— begin —
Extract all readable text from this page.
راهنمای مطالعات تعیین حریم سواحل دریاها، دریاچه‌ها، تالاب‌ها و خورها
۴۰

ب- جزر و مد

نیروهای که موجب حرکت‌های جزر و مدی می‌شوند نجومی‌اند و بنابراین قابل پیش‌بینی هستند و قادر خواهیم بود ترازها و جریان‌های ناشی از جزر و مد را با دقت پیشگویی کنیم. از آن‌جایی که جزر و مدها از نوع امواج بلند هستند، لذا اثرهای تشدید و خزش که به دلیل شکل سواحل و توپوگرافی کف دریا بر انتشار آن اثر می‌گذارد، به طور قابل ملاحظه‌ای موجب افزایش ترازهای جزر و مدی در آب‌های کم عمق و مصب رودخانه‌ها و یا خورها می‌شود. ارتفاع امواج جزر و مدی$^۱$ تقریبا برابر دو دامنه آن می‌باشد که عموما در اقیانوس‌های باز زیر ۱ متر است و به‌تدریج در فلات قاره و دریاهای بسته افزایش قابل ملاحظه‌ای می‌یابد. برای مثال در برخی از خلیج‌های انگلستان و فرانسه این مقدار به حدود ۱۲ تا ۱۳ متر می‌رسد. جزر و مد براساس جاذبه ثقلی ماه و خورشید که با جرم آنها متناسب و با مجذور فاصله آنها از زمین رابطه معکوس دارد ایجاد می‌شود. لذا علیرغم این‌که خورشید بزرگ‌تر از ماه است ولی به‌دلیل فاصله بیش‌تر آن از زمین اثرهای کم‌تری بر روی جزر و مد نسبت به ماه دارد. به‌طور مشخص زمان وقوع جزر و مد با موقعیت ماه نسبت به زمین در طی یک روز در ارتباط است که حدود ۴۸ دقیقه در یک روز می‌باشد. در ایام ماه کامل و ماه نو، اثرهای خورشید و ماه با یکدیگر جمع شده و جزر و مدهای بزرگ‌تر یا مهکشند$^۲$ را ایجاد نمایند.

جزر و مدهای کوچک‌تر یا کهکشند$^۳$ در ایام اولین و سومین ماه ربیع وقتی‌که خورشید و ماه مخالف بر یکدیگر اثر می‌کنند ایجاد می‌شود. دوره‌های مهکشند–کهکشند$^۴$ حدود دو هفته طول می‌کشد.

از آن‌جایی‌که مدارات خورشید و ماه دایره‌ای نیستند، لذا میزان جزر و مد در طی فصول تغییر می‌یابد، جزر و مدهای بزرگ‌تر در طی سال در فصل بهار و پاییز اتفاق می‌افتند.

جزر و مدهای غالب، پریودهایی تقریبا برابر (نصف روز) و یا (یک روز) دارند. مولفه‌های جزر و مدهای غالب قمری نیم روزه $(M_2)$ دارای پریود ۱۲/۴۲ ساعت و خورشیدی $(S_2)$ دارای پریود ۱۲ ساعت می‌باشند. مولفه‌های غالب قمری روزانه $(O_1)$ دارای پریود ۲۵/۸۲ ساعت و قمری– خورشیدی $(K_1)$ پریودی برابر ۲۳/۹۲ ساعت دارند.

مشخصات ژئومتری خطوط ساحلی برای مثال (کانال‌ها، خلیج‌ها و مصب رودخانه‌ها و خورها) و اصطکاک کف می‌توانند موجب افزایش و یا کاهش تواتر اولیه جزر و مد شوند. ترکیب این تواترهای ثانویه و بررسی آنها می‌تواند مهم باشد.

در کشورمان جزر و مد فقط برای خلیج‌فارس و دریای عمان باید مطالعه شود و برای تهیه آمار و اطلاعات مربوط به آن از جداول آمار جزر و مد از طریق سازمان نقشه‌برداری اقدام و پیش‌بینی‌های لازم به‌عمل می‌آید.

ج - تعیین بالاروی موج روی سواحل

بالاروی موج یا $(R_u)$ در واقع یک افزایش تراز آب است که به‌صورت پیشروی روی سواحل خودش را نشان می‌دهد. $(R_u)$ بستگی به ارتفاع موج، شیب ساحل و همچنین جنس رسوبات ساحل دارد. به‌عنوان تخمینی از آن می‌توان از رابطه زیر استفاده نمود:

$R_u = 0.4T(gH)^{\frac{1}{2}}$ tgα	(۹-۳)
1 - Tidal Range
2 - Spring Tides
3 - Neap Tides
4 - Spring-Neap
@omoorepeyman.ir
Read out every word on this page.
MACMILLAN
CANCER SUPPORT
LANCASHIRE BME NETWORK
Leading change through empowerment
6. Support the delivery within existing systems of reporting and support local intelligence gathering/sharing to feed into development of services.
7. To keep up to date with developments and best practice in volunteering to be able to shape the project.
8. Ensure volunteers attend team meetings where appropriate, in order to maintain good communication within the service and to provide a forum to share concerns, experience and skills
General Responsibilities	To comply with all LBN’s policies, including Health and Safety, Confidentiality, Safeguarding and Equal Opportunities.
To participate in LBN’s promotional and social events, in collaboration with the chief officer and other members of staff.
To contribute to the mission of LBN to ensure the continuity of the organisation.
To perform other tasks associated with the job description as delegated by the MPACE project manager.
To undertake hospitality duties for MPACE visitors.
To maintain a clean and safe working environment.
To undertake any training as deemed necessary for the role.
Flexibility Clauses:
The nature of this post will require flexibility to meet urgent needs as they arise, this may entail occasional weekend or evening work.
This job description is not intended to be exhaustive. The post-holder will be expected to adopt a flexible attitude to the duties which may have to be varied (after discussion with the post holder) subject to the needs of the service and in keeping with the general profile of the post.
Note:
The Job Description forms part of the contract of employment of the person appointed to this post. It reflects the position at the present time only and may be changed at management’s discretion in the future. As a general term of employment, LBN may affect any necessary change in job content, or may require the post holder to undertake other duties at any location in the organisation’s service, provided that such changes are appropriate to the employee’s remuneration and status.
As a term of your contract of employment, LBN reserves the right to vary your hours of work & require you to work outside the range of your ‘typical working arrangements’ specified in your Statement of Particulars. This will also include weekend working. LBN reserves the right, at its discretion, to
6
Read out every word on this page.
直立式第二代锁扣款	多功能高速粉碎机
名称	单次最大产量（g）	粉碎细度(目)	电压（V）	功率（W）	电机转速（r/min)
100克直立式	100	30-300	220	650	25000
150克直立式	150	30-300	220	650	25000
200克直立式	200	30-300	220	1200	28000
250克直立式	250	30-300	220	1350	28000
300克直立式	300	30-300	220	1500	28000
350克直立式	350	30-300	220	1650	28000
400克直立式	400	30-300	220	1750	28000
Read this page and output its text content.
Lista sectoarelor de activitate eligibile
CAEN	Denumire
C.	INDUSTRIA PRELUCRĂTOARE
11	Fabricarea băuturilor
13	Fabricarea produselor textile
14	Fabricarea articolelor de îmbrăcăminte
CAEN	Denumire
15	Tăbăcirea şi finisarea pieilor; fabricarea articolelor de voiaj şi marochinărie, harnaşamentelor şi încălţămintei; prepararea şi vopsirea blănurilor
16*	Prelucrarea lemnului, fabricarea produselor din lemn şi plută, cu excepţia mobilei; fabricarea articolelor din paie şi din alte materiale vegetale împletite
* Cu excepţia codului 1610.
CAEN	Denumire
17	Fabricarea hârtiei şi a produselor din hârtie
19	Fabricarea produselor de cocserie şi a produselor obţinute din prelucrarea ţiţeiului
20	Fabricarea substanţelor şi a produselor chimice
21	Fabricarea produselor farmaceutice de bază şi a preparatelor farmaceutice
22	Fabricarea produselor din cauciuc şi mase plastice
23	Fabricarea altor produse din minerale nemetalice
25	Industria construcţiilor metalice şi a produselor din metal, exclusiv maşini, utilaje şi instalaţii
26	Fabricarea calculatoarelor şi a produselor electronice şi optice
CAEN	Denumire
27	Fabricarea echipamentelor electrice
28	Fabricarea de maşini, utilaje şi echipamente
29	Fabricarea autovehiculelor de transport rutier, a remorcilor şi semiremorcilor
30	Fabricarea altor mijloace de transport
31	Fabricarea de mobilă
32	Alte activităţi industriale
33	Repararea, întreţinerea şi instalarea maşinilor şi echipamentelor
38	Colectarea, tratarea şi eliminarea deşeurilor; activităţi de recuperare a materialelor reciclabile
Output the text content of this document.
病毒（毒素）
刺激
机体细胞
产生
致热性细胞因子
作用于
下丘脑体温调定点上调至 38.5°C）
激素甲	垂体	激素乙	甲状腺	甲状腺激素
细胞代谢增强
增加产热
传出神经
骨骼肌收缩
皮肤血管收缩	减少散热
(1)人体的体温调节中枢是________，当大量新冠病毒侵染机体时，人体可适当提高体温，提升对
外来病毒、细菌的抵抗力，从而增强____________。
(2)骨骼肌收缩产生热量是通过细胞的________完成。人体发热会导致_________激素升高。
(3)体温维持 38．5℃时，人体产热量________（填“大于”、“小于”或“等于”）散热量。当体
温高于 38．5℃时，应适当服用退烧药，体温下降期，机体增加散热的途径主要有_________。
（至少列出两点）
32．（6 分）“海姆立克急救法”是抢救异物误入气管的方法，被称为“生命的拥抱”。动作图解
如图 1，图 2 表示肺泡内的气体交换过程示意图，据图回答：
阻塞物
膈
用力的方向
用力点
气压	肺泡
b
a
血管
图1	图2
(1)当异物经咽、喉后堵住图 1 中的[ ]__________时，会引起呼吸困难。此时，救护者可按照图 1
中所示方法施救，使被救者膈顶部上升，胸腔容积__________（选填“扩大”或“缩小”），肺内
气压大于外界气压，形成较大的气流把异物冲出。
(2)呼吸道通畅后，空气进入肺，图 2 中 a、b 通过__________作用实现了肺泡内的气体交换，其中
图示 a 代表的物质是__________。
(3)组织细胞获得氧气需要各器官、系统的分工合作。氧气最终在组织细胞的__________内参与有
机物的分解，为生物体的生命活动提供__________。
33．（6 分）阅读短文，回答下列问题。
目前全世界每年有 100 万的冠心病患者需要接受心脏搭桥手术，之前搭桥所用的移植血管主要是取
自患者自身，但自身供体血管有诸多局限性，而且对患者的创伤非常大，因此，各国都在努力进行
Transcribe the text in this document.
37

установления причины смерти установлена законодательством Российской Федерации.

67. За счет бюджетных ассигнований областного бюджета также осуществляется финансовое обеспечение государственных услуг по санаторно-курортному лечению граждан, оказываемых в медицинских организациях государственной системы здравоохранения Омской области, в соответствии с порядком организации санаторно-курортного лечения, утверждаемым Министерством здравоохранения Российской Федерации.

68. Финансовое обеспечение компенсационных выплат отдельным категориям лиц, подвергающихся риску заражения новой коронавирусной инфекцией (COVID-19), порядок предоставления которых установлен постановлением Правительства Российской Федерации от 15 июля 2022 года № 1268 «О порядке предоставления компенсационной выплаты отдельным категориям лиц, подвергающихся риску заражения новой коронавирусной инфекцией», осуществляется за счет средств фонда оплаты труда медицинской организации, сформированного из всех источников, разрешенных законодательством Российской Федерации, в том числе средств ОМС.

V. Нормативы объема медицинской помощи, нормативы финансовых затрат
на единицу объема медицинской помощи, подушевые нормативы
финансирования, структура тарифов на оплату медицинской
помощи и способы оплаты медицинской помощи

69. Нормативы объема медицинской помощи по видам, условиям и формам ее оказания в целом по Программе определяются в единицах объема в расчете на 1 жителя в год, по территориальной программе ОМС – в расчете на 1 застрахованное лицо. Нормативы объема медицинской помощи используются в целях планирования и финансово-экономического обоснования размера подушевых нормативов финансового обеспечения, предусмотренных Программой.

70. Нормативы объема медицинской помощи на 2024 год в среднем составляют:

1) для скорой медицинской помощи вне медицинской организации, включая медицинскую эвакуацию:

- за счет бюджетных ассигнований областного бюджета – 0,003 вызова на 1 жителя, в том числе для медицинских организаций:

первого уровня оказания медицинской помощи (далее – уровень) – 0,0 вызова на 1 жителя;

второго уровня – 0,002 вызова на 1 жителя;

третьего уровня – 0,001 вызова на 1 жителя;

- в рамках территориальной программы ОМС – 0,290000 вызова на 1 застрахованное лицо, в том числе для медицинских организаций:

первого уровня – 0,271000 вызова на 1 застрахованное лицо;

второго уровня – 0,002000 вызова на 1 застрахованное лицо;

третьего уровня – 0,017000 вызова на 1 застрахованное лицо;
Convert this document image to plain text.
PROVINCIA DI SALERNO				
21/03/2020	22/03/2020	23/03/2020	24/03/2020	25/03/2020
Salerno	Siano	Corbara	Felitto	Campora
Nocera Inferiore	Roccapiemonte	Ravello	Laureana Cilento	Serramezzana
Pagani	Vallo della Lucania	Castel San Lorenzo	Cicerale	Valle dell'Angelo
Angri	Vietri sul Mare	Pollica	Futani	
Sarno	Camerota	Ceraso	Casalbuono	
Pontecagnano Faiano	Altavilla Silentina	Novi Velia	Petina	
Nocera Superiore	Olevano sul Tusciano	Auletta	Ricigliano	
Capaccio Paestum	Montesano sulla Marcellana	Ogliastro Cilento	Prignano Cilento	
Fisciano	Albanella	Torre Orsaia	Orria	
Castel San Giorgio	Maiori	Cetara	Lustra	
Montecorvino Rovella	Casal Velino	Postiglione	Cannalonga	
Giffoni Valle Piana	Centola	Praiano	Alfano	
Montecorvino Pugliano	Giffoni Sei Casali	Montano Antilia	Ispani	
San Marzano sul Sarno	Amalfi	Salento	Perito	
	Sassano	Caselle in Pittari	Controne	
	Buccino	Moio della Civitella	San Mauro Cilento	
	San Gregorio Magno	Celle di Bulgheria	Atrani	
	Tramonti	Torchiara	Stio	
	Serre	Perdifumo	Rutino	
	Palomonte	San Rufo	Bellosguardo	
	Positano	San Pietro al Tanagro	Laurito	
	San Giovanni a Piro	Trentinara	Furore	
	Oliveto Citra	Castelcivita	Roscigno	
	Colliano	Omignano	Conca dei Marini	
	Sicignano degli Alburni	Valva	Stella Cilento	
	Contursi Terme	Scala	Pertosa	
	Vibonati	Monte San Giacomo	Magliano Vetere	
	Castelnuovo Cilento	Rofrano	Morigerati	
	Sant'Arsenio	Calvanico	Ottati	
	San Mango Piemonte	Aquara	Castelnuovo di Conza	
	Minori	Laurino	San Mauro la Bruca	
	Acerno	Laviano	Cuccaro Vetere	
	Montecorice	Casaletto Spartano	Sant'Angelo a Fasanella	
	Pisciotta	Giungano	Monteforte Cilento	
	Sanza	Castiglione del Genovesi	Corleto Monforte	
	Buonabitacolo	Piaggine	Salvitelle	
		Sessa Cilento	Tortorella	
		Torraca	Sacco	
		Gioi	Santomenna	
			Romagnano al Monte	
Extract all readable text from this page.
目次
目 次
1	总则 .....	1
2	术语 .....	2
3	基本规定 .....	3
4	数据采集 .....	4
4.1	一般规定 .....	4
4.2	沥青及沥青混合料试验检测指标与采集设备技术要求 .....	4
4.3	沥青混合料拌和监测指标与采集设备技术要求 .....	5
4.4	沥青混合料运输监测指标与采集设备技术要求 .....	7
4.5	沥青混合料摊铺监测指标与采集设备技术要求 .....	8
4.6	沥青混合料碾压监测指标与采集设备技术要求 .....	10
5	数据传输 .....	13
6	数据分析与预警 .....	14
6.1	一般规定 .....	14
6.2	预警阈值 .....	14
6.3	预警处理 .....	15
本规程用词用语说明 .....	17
— end —
Exercise → Say how many lines in this listing hold the string "Cilento", giving the count and nothing more.

Answer to this task → 7